▸ SELECTED TEXT
====================
Kurozu Ninniku: Garlic Pickled in Black Rice Vinegar
I like pickles made of garlic marinated in a marinade made with soy sauce, which include what I picked up this time at a supermarket “Kurozu Ninniku (黒酢にんにく)”.
Kurozu Ninniku (黒酢にんにく)
In its name, “Kurozu (黒酢)” means “black vinegar” produced from unpolished rice, while “Ninniku (にんにく)” is the word for “garlic”.
Kurozu fermentation and aging take a long time, but the resulting black vinegar is mild compared to regular rice vinegar and rich in amino acids.
In Japan, Kurozu is famous for its health benefits and comes in supplements.
Meanwhile, garlic is also well-known for its powerful medicinal properties and boosts the immune system.
Garlic pickled in Kurozu Vinegar
So I think these peeled garlic cloves pickled in the Kurozu vinegar sauce too are definitely healthy and packed with nutrients.
According to the ingredient list on the back of the package, the marinade consists of soy sauce, sugar, salt, brewed vinegar, and black rice vinegar or Kurozu.
It is light-tasting but has a good balance between the seasonings and is not vinegary.
These pickled garlic cloves are well-seasoned but retain a pleasant crunchy texture. It is very tasty, and I think almost everyone can enjoy the taste.
Based on this Japanese recipe site, Kurozu Ninniku can be made just by infusing peeled whole garlic cloves in a jar of Kurozu vinegar for over 3 months (desirably for 4 months or more) at room temperature.
====================
[Stored entries]
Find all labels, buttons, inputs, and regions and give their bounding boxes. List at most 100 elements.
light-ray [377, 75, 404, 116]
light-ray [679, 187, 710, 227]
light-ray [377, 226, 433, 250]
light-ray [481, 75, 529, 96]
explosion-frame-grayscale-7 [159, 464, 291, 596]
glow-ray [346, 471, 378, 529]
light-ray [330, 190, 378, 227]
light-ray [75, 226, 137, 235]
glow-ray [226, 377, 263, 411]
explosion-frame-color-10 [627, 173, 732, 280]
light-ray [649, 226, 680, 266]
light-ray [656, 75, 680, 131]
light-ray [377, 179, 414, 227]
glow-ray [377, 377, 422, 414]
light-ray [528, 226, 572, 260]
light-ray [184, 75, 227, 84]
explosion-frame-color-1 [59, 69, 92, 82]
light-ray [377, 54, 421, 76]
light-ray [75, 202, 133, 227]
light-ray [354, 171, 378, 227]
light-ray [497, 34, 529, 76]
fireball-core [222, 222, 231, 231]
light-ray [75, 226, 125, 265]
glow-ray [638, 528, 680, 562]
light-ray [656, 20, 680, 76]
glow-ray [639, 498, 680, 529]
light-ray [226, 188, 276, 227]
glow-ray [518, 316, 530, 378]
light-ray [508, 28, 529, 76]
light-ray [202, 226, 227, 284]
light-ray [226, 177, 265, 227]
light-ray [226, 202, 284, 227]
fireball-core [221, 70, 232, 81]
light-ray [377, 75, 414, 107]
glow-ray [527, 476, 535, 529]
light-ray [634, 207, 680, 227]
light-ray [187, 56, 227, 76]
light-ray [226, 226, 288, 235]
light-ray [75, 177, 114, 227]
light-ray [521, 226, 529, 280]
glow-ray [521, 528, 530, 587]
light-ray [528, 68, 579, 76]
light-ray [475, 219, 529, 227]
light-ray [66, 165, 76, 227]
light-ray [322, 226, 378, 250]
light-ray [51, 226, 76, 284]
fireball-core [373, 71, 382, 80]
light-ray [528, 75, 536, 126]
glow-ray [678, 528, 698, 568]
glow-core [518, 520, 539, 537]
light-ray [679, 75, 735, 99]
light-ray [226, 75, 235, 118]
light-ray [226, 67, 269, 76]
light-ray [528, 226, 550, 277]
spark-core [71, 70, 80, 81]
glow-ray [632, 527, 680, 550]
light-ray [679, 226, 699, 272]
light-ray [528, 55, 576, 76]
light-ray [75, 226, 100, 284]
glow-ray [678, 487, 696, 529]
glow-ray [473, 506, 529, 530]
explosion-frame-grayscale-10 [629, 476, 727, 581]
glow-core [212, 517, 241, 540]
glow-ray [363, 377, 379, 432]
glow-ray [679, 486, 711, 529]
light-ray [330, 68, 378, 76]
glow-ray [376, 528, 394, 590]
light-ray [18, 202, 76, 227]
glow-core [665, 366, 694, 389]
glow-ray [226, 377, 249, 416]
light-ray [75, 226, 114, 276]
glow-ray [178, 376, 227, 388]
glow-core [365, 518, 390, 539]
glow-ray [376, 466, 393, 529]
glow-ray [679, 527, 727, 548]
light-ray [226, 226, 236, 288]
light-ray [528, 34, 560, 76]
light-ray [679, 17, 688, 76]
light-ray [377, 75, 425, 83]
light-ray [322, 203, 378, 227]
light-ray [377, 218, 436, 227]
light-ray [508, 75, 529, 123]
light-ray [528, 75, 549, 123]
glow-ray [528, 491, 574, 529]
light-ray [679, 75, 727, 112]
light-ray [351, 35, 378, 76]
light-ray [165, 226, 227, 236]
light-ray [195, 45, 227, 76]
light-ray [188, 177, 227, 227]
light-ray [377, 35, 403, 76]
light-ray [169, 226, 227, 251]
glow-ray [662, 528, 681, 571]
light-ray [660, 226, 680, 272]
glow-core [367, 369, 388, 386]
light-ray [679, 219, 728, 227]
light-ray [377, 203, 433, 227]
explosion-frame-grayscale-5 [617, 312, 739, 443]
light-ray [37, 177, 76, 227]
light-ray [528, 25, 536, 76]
====================
▸ YOUR TASKS
**A)** Answer these questions using the Kurozu Ninniku text:
(i) What does the word "Ninniku" mean?
(ii) According to the text, how does Kurozu compare in taste to regular rice vinegar?
(iii) How long should peeled garlic cloves be infused in Kurozu vinegar to make Kurozu Ninniku at home?
**B)** List every ingredient of the marinade given in the Kurozu Ninniku text's account of the package's ingredient list.
**C)** Repeat the passage of the Kurozu Ninniku text between "Garlic pickled in Kurozu" and "packed with nutrients.", inclusive.

▸ ANSWERS TO THE PROBLEMS
**A)**
(i) Garlic.
(ii) It is mild compared to regular rice vinegar.
(iii) Over 3 months, and desirably 4 months or more, at room temperature.

**B)**
- Soy sauce
- Sugar
- Salt
- Brewed vinegar
- Black rice vinegar (Kurozu)

**C)**
Garlic pickled in Kurozu Vinegar
So I think these peeled garlic cloves pickled in the Kurozu vinegar sauce too are definitely healthy and packed with nutrients.